* [TASK BRIEF]
Your answer should consist of the lines holding "cross", copied from the material below.

+++++

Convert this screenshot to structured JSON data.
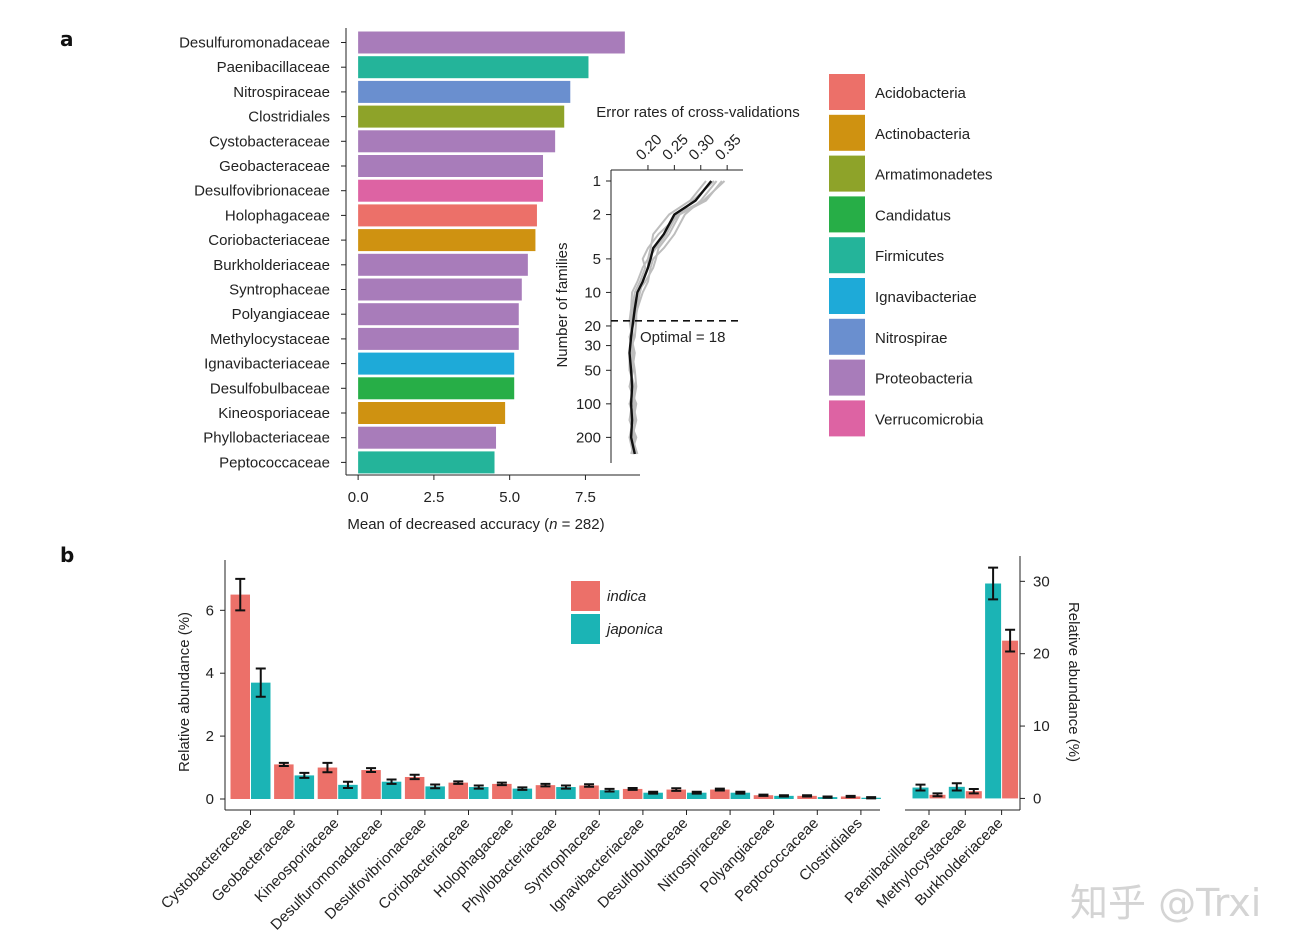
{
  "watermark": "知乎 @Trxi",
  "panel_a": {
    "label": "a",
    "xlabel_prefix": "Mean of decreased accuracy (",
    "xlabel_n": "n",
    "xlabel_suffix": " = 282)",
    "inset_title": "Error rates of cross-validations",
    "inset_ylabel": "Number of families",
    "optimal_text": "Optimal = 18"
  },
  "panel_b": {
    "label": "b",
    "ylabel_left": "Relative abundance (%)",
    "ylabel_right": "Relative abundance (%)"
  },
  "colors": {
    "Acidobacteria": "#EC7069",
    "Actinobacteria": "#CF9211",
    "Armatimonadetes": "#8EA329",
    "Candidatus": "#27AE47",
    "Firmicutes": "#24B49A",
    "Ignavibacteriae": "#1EAAD8",
    "Nitrospirae": "#6A8FCF",
    "Proteobacteria": "#A87CBA",
    "Verrucomicrobia": "#DD63A3",
    "indica": "#EC7069",
    "japonica": "#1BB4B5"
  },
  "chart_data": [
    {
      "type": "bar",
      "orientation": "horizontal",
      "xlabel": "Mean of decreased accuracy (n = 282)",
      "xlim": [
        -0.4,
        9.3
      ],
      "xticks": [
        "0.0",
        "2.5",
        "5.0",
        "7.5"
      ],
      "xtick_values": [
        0,
        2.5,
        5,
        7.5
      ],
      "categories": [
        "Desulfuromonadaceae",
        "Paenibacillaceae",
        "Nitrospiraceae",
        "Clostridiales",
        "Cystobacteraceae",
        "Geobacteraceae",
        "Desulfovibrionaceae",
        "Holophagaceae",
        "Coriobacteriaceae",
        "Burkholderiaceae",
        "Syntrophaceae",
        "Polyangiaceae",
        "Methylocystaceae",
        "Ignavibacteriaceae",
        "Desulfobulbaceae",
        "Kineosporiaceae",
        "Phyllobacteriaceae",
        "Peptococcaceae"
      ],
      "values": [
        8.8,
        7.6,
        7.0,
        6.8,
        6.5,
        6.1,
        6.1,
        5.9,
        5.85,
        5.6,
        5.4,
        5.3,
        5.3,
        5.15,
        5.15,
        4.85,
        4.55,
        4.5
      ],
      "phylum": [
        "Proteobacteria",
        "Firmicutes",
        "Nitrospirae",
        "Armatimonadetes",
        "Proteobacteria",
        "Proteobacteria",
        "Verrucomicrobia",
        "Acidobacteria",
        "Actinobacteria",
        "Proteobacteria",
        "Proteobacteria",
        "Proteobacteria",
        "Proteobacteria",
        "Ignavibacteriae",
        "Candidatus",
        "Actinobacteria",
        "Proteobacteria",
        "Firmicutes"
      ],
      "legend": [
        "Acidobacteria",
        "Actinobacteria",
        "Armatimonadetes",
        "Candidatus",
        "Firmicutes",
        "Ignavibacteriae",
        "Nitrospirae",
        "Proteobacteria",
        "Verrucomicrobia"
      ],
      "legend_position": "right"
    },
    {
      "type": "line",
      "title": "Error rates of cross-validations",
      "xlabel": "Error rates of cross-validations",
      "ylabel": "Number of families",
      "x_scale": "linear",
      "y_scale": "log",
      "xlim": [
        0.13,
        0.38
      ],
      "ylim": [
        1,
        300
      ],
      "xticks": [
        "0.20",
        "0.25",
        "0.30",
        "0.35"
      ],
      "xtick_values": [
        0.2,
        0.25,
        0.3,
        0.35
      ],
      "yticks": [
        "1",
        "2",
        "5",
        "10",
        "20",
        "30",
        "50",
        "100",
        "200"
      ],
      "ytick_values": [
        1,
        2,
        5,
        10,
        20,
        30,
        50,
        100,
        200
      ],
      "y": [
        1,
        1.5,
        2,
        3,
        4,
        5,
        6,
        8,
        10,
        14,
        18,
        25,
        35,
        50,
        70,
        100,
        140,
        200,
        282
      ],
      "series": [
        {
          "name": "mean",
          "values": [
            0.32,
            0.29,
            0.25,
            0.23,
            0.21,
            0.205,
            0.2,
            0.19,
            0.18,
            0.175,
            0.172,
            0.168,
            0.165,
            0.168,
            0.17,
            0.168,
            0.17,
            0.168,
            0.175
          ]
        },
        {
          "name": "cv1",
          "values": [
            0.34,
            0.31,
            0.26,
            0.22,
            0.2,
            0.19,
            0.195,
            0.185,
            0.175,
            0.17,
            0.168,
            0.172,
            0.17,
            0.175,
            0.178,
            0.172,
            0.178,
            0.17,
            0.18
          ]
        },
        {
          "name": "cv2",
          "values": [
            0.33,
            0.3,
            0.27,
            0.25,
            0.23,
            0.21,
            0.205,
            0.2,
            0.19,
            0.18,
            0.175,
            0.165,
            0.172,
            0.168,
            0.172,
            0.175,
            0.168,
            0.175,
            0.17
          ]
        },
        {
          "name": "cv3",
          "values": [
            0.31,
            0.28,
            0.24,
            0.21,
            0.205,
            0.2,
            0.19,
            0.18,
            0.17,
            0.168,
            0.165,
            0.17,
            0.168,
            0.172,
            0.165,
            0.178,
            0.172,
            0.165,
            0.172
          ]
        },
        {
          "name": "cv4",
          "values": [
            0.345,
            0.305,
            0.255,
            0.235,
            0.215,
            0.2,
            0.2,
            0.19,
            0.185,
            0.178,
            0.178,
            0.175,
            0.165,
            0.165,
            0.175,
            0.165,
            0.175,
            0.172,
            0.178
          ]
        },
        {
          "name": "cv5",
          "values": [
            0.325,
            0.285,
            0.26,
            0.24,
            0.22,
            0.215,
            0.21,
            0.195,
            0.18,
            0.172,
            0.17,
            0.168,
            0.175,
            0.17,
            0.168,
            0.17,
            0.165,
            0.178,
            0.168
          ]
        }
      ],
      "optimal_y": 18,
      "annotation": "Optimal = 18"
    },
    {
      "type": "bar",
      "orientation": "vertical",
      "ylabel": "Relative abundance (%)",
      "ylim": [
        -0.35,
        7.6
      ],
      "yticks": [
        "0",
        "2",
        "4",
        "6"
      ],
      "ytick_values": [
        0,
        2,
        4,
        6
      ],
      "categories": [
        "Cystobacteraceae",
        "Geobacteraceae",
        "Kineosporiaceae",
        "Desulfuromonadaceae",
        "Desulfovibrionaceae",
        "Coriobacteriaceae",
        "Holophagaceae",
        "Phyllobacteriaceae",
        "Syntrophaceae",
        "Ignavibacteriaceae",
        "Desulfobulbaceae",
        "Nitrospiraceae",
        "Polyangiaceae",
        "Peptococcaceae",
        "Clostridiales"
      ],
      "series": [
        {
          "name": "indica",
          "values": [
            6.5,
            1.1,
            1.0,
            0.92,
            0.7,
            0.52,
            0.48,
            0.44,
            0.43,
            0.32,
            0.3,
            0.3,
            0.12,
            0.1,
            0.08
          ],
          "errors": [
            0.5,
            0.05,
            0.15,
            0.06,
            0.07,
            0.04,
            0.04,
            0.04,
            0.04,
            0.03,
            0.04,
            0.03,
            0.02,
            0.02,
            0.02
          ]
        },
        {
          "name": "japonica",
          "values": [
            3.7,
            0.75,
            0.45,
            0.55,
            0.4,
            0.38,
            0.33,
            0.38,
            0.28,
            0.2,
            0.2,
            0.2,
            0.1,
            0.06,
            0.04
          ],
          "errors": [
            0.45,
            0.08,
            0.1,
            0.07,
            0.06,
            0.05,
            0.04,
            0.05,
            0.04,
            0.03,
            0.03,
            0.03,
            0.02,
            0.02,
            0.02
          ]
        }
      ],
      "legend": [
        "indica",
        "japonica"
      ],
      "legend_position": "top-center"
    },
    {
      "type": "bar",
      "orientation": "vertical",
      "ylabel": "Relative abundance (%)",
      "y_axis_side": "right",
      "ylim": [
        -1.6,
        33.5
      ],
      "yticks": [
        "0",
        "10",
        "20",
        "30"
      ],
      "ytick_values": [
        0,
        10,
        20,
        30
      ],
      "categories": [
        "Paenibacillaceae",
        "Methylocystaceae",
        "Burkholderiaceae"
      ],
      "series": [
        {
          "name": "indica",
          "values": [
            0.5,
            1.0,
            21.8
          ],
          "errors": [
            0.2,
            0.3,
            1.5
          ]
        },
        {
          "name": "japonica",
          "values": [
            1.5,
            1.6,
            29.7
          ],
          "errors": [
            0.4,
            0.5,
            2.2
          ]
        }
      ],
      "bar_order": [
        "japonica",
        "indica"
      ]
    }
  ]
}
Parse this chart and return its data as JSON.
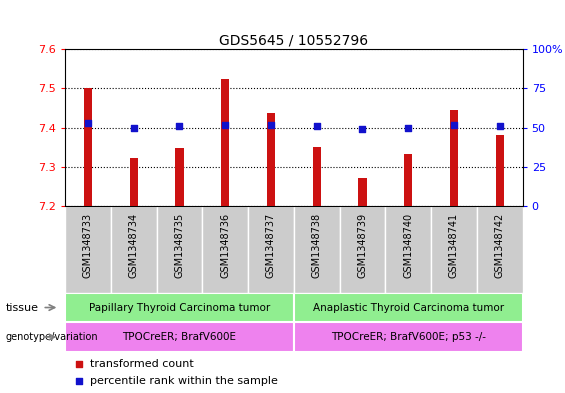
{
  "title": "GDS5645 / 10552796",
  "samples": [
    "GSM1348733",
    "GSM1348734",
    "GSM1348735",
    "GSM1348736",
    "GSM1348737",
    "GSM1348738",
    "GSM1348739",
    "GSM1348740",
    "GSM1348741",
    "GSM1348742"
  ],
  "transformed_count": [
    7.502,
    7.323,
    7.348,
    7.524,
    7.438,
    7.352,
    7.272,
    7.332,
    7.444,
    7.382
  ],
  "percentile_rank": [
    53,
    50,
    51,
    52,
    52,
    51,
    49,
    50,
    52,
    51
  ],
  "ylim_left": [
    7.2,
    7.6
  ],
  "ylim_right": [
    0,
    100
  ],
  "yticks_left": [
    7.2,
    7.3,
    7.4,
    7.5,
    7.6
  ],
  "yticks_right": [
    0,
    25,
    50,
    75,
    100
  ],
  "ytick_labels_right": [
    "0",
    "25",
    "50",
    "75",
    "100%"
  ],
  "bar_color": "#cc1111",
  "dot_color": "#1111cc",
  "tissue_labels": [
    "Papillary Thyroid Carcinoma tumor",
    "Anaplastic Thyroid Carcinoma tumor"
  ],
  "tissue_ranges": [
    [
      0,
      5
    ],
    [
      5,
      10
    ]
  ],
  "tissue_color": "#90ee90",
  "genotype_labels": [
    "TPOCreER; BrafV600E",
    "TPOCreER; BrafV600E; p53 -/-"
  ],
  "genotype_ranges": [
    [
      0,
      5
    ],
    [
      5,
      10
    ]
  ],
  "genotype_color": "#ee82ee",
  "tissue_row_label": "tissue",
  "genotype_row_label": "genotype/variation",
  "legend_bar_label": "transformed count",
  "legend_dot_label": "percentile rank within the sample",
  "grid_linestyle": "dotted",
  "xtick_bg_color": "#cccccc",
  "bar_width": 0.18
}
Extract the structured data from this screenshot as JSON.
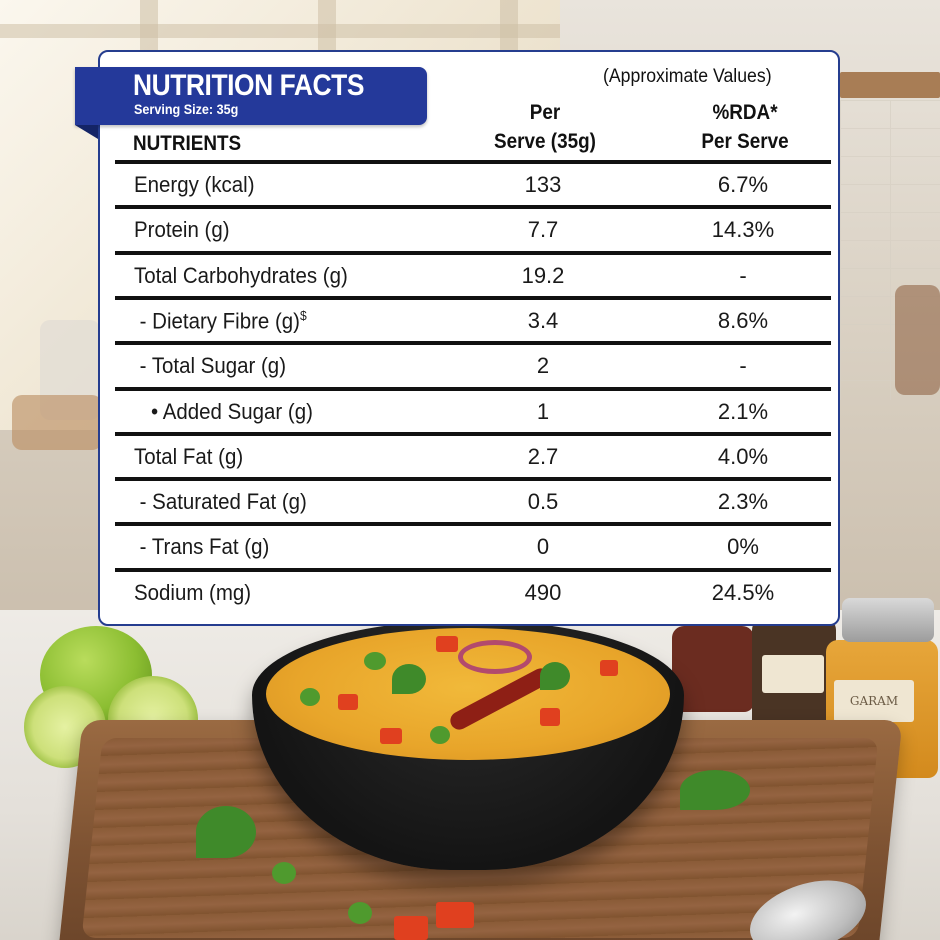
{
  "card": {
    "title": "NUTRITION FACTS",
    "serving_size": "Serving Size: 35g",
    "approx_note": "(Approximate Values)",
    "col_nutrients": "NUTRIENTS",
    "col_per_line1": "Per",
    "col_per_line2": "Serve (35g)",
    "col_rda_line1": "%RDA*",
    "col_rda_line2": "Per Serve",
    "rows": [
      {
        "name": "Energy (kcal)",
        "per_serve": "133",
        "rda": "6.7%"
      },
      {
        "name": "Protein (g)",
        "per_serve": "7.7",
        "rda": "14.3%"
      },
      {
        "name": "Total Carbohydrates (g)",
        "per_serve": "19.2",
        "rda": "-"
      },
      {
        "name": " - Dietary Fibre (g)",
        "sup": "$",
        "per_serve": "3.4",
        "rda": "8.6%"
      },
      {
        "name": " - Total Sugar (g)",
        "per_serve": "2",
        "rda": "-"
      },
      {
        "name": "   • Added Sugar (g)",
        "per_serve": "1",
        "rda": "2.1%"
      },
      {
        "name": "Total Fat (g)",
        "per_serve": "2.7",
        "rda": "4.0%"
      },
      {
        "name": " - Saturated Fat (g)",
        "per_serve": "0.5",
        "rda": "2.3%"
      },
      {
        "name": " - Trans Fat (g)",
        "per_serve": "0",
        "rda": "0%"
      },
      {
        "name": "Sodium (mg)",
        "per_serve": "490",
        "rda": "24.5%"
      }
    ]
  },
  "scene": {
    "jar_label": "GARAM",
    "colors": {
      "accent": "#24399a",
      "card_border": "#253d8f",
      "dal": "#e8a52a",
      "board": "#7d5232"
    },
    "icons": [
      "lime-icon",
      "cilantro-icon",
      "chili-icon",
      "spoon-icon",
      "spice-jar-icon",
      "bowl-icon"
    ]
  }
}
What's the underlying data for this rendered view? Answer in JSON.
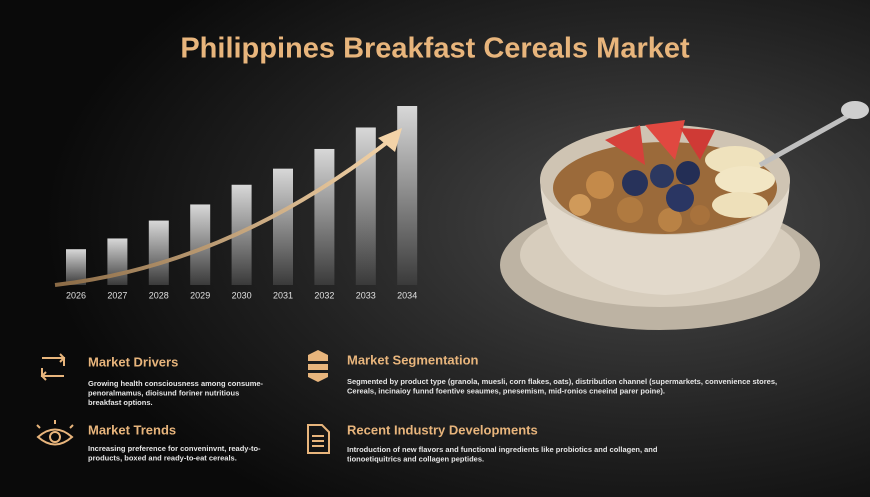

+++++

* [SOLUTION TO THE EXERCISE]
    "inset_title": "Error rates of cross-validations",
      "title": "Error rates of cross-validations",
      "xlabel": "Error rates of cross-validations",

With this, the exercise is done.